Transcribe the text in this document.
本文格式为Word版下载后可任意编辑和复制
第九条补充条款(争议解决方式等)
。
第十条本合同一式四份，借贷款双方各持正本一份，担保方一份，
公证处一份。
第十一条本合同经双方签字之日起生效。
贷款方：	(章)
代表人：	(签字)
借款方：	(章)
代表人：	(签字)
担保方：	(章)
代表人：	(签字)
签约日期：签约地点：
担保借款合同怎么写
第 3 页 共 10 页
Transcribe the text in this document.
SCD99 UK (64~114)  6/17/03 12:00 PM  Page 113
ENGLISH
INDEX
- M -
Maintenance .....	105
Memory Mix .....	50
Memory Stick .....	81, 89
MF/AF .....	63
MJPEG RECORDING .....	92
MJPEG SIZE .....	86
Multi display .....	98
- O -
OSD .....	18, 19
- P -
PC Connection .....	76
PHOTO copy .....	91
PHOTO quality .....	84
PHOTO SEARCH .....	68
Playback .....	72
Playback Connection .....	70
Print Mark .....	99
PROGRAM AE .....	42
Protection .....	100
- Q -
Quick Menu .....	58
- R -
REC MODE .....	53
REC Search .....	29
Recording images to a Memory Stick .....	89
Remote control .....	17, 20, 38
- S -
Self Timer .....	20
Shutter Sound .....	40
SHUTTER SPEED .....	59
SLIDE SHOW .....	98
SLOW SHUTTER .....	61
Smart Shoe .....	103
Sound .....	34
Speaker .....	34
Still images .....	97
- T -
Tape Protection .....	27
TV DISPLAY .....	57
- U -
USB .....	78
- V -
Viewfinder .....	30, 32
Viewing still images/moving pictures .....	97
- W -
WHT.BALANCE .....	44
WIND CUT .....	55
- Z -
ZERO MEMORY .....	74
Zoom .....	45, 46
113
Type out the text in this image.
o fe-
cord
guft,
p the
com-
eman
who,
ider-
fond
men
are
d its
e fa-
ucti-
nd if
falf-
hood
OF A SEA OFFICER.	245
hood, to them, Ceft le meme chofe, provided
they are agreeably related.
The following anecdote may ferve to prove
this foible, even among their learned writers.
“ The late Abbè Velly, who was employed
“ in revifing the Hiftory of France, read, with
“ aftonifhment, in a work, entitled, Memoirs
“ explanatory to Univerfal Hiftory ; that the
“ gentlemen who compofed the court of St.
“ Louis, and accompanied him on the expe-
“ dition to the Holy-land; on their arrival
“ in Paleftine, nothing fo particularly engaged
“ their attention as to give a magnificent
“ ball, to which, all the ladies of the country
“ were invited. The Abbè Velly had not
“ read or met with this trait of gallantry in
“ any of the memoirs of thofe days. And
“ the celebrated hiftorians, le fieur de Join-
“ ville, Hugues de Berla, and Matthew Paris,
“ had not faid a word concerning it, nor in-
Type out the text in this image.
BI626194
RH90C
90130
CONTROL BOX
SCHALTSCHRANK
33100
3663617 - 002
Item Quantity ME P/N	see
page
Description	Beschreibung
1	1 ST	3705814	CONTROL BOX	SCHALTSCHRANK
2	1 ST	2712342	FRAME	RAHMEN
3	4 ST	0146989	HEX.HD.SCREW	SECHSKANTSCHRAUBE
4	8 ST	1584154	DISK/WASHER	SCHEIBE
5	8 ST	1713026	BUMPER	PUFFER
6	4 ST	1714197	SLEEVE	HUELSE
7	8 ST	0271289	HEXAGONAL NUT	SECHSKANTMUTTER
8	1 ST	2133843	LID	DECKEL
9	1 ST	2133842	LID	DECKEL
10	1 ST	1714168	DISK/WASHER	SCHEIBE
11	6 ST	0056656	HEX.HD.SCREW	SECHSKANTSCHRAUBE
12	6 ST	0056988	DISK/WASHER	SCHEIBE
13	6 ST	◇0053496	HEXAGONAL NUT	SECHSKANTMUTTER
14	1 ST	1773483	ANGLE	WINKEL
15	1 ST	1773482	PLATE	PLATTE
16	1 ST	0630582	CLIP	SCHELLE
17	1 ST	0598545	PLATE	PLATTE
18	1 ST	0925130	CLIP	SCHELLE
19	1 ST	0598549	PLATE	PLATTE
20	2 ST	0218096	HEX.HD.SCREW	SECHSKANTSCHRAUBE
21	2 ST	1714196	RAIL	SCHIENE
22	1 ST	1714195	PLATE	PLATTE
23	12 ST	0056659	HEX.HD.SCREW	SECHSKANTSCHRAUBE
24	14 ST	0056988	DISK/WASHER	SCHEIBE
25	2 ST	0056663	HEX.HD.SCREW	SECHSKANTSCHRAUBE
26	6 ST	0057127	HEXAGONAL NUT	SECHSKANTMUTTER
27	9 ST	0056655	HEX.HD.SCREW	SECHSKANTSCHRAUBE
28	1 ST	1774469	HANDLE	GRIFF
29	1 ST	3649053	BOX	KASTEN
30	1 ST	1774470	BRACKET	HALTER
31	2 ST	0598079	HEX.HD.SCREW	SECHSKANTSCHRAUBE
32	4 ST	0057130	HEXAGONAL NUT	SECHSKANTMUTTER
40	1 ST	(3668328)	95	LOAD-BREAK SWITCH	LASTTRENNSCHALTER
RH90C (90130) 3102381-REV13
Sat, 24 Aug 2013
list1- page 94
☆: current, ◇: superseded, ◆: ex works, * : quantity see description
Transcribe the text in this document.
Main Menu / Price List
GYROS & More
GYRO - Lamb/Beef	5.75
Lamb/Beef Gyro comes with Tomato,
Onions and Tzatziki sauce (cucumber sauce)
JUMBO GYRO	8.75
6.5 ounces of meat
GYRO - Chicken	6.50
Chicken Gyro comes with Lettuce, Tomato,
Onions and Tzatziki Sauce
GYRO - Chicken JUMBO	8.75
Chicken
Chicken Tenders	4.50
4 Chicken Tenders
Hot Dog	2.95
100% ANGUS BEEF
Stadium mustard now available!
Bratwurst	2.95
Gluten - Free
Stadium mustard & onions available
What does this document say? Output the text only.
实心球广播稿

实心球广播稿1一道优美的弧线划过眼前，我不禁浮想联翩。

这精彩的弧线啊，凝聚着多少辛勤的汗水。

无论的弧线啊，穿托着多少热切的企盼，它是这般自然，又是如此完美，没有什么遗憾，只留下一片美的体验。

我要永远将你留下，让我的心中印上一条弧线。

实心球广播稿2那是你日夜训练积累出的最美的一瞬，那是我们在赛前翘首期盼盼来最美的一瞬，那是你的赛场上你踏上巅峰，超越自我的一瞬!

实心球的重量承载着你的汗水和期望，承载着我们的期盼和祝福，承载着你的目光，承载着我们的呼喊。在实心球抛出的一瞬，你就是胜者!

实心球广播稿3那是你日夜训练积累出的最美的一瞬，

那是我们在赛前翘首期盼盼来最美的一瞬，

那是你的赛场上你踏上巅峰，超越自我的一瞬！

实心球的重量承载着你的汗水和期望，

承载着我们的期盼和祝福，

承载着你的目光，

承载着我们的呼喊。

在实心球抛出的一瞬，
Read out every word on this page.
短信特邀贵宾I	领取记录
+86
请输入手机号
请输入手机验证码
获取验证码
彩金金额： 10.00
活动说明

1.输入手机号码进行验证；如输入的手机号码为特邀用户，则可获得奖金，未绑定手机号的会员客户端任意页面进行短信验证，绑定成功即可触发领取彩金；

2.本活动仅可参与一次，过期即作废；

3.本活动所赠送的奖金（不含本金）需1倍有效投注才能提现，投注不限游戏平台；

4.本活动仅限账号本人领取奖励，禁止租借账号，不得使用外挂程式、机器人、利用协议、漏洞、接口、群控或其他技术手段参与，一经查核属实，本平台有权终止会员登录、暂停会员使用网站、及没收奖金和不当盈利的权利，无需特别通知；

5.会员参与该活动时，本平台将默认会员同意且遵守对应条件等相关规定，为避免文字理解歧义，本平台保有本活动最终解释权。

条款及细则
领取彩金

#####

TASK GOAL ▸
In the entries above, identify every line with the word "their". Copy those lines.

TASK OUTPUT ▸
this foible, even among their learned writers.
“ dition to the Holy-land; on their arrival
“ their attention as to give a magnificent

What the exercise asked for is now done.